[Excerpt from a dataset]
..............................
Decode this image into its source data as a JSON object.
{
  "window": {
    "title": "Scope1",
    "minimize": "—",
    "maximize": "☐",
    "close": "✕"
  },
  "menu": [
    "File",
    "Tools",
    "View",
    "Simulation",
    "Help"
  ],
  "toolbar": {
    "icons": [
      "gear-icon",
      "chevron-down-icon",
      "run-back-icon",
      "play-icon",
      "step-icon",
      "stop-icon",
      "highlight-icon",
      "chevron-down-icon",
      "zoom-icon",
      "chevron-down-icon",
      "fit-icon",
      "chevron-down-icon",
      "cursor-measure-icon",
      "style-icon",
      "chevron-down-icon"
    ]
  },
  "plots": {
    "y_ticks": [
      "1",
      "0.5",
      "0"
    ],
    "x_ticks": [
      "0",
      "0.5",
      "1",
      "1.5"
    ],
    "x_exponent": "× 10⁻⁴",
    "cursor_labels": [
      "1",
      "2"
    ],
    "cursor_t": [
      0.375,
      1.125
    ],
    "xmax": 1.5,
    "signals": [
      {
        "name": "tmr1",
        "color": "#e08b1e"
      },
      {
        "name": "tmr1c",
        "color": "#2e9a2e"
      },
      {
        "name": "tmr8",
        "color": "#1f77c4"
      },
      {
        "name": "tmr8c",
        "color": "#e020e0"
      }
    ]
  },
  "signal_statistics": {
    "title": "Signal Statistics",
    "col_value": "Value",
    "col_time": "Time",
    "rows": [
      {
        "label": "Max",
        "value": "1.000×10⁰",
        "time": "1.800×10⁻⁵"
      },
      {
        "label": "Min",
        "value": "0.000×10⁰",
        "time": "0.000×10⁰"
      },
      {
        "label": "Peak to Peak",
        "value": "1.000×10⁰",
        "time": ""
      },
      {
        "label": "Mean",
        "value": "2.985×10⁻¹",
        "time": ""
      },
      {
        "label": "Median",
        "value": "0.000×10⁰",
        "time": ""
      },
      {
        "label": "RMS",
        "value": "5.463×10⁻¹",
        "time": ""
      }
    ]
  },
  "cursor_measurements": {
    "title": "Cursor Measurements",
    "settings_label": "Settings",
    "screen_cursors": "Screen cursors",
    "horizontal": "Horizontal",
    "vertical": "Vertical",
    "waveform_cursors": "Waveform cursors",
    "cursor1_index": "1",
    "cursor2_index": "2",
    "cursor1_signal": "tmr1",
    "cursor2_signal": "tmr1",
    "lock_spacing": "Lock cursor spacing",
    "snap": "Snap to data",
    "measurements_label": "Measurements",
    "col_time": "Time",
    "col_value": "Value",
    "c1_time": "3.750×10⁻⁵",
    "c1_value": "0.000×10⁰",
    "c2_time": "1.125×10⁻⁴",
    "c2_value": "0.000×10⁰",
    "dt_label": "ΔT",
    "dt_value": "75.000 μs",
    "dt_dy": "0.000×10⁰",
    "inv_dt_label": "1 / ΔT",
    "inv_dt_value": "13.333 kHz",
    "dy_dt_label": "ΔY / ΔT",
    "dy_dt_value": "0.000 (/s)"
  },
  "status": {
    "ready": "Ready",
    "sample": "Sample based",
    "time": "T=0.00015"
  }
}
..............................
-- Task requirements --
Copy out all of the lines above exactly.

-- Task response --
Decode this image into its source data as a JSON object.
{
  "window": {
    "title": "Scope1",
    "minimize": "—",
    "maximize": "☐",
    "close": "✕"
  },
  "menu": [
    "File",
    "Tools",
    "View",
    "Simulation",
    "Help"
  ],
  "toolbar": {
    "icons": [
      "gear-icon",
      "chevron-down-icon",
      "run-back-icon",
      "play-icon",
      "step-icon",
      "stop-icon",
      "highlight-icon",
      "chevron-down-icon",
      "zoom-icon",
      "chevron-down-icon",
      "fit-icon",
      "chevron-down-icon",
      "cursor-measure-icon",
      "style-icon",
      "chevron-down-icon"
    ]
  },
  "plots": {
    "y_ticks": [
      "1",
      "0.5",
      "0"
    ],
    "x_ticks": [
      "0",
      "0.5",
      "1",
      "1.5"
    ],
    "x_exponent": "× 10⁻⁴",
    "cursor_labels": [
      "1",
      "2"
    ],
    "cursor_t": [
      0.375,
      1.125
    ],
    "xmax": 1.5,
    "signals": [
      {
        "name": "tmr1",
        "color": "#e08b1e"
      },
      {
        "name": "tmr1c",
        "color": "#2e9a2e"
      },
      {
        "name": "tmr8",
        "color": "#1f77c4"
      },
      {
        "name": "tmr8c",
        "color": "#e020e0"
      }
    ]
  },
  "signal_statistics": {
    "title": "Signal Statistics",
    "col_value": "Value",
    "col_time": "Time",
    "rows": [
      {
        "label": "Max",
        "value": "1.000×10⁰",
        "time": "1.800×10⁻⁵"
      },
      {
        "label": "Min",
        "value": "0.000×10⁰",
        "time": "0.000×10⁰"
      },
      {
        "label": "Peak to Peak",
        "value": "1.000×10⁰",
        "time": ""
      },
      {
        "label": "Mean",
        "value": "2.985×10⁻¹",
        "time": ""
      },
      {
        "label": "Median",
        "value": "0.000×10⁰",
        "time": ""
      },
      {
        "label": "RMS",
        "value": "5.463×10⁻¹",
        "time": ""
      }
    ]
  },
  "cursor_measurements": {
    "title": "Cursor Measurements",
    "settings_label": "Settings",
    "screen_cursors": "Screen cursors",
    "horizontal": "Horizontal",
    "vertical": "Vertical",
    "waveform_cursors": "Waveform cursors",
    "cursor1_index": "1",
    "cursor2_index": "2",
    "cursor1_signal": "tmr1",
    "cursor2_signal": "tmr1",
    "lock_spacing": "Lock cursor spacing",
    "snap": "Snap to data",
    "measurements_label": "Measurements",
    "col_time": "Time",
    "col_value": "Value",
    "c1_time": "3.750×10⁻⁵",
    "c1_value": "0.000×10⁰",
    "c2_time": "1.125×10⁻⁴",
    "c2_value": "0.000×10⁰",
    "dt_label": "ΔT",
    "dt_value": "75.000 μs",
    "dt_dy": "0.000×10⁰",
    "inv_dt_label": "1 / ΔT",
    "inv_dt_value": "13.333 kHz",
    "dy_dt_label": "ΔY / ΔT",
    "dy_dt_value": "0.000 (/s)"
  },
  "status": {
    "ready": "Ready",
    "sample": "Sample based",
    "time": "T=0.00015"
  }
}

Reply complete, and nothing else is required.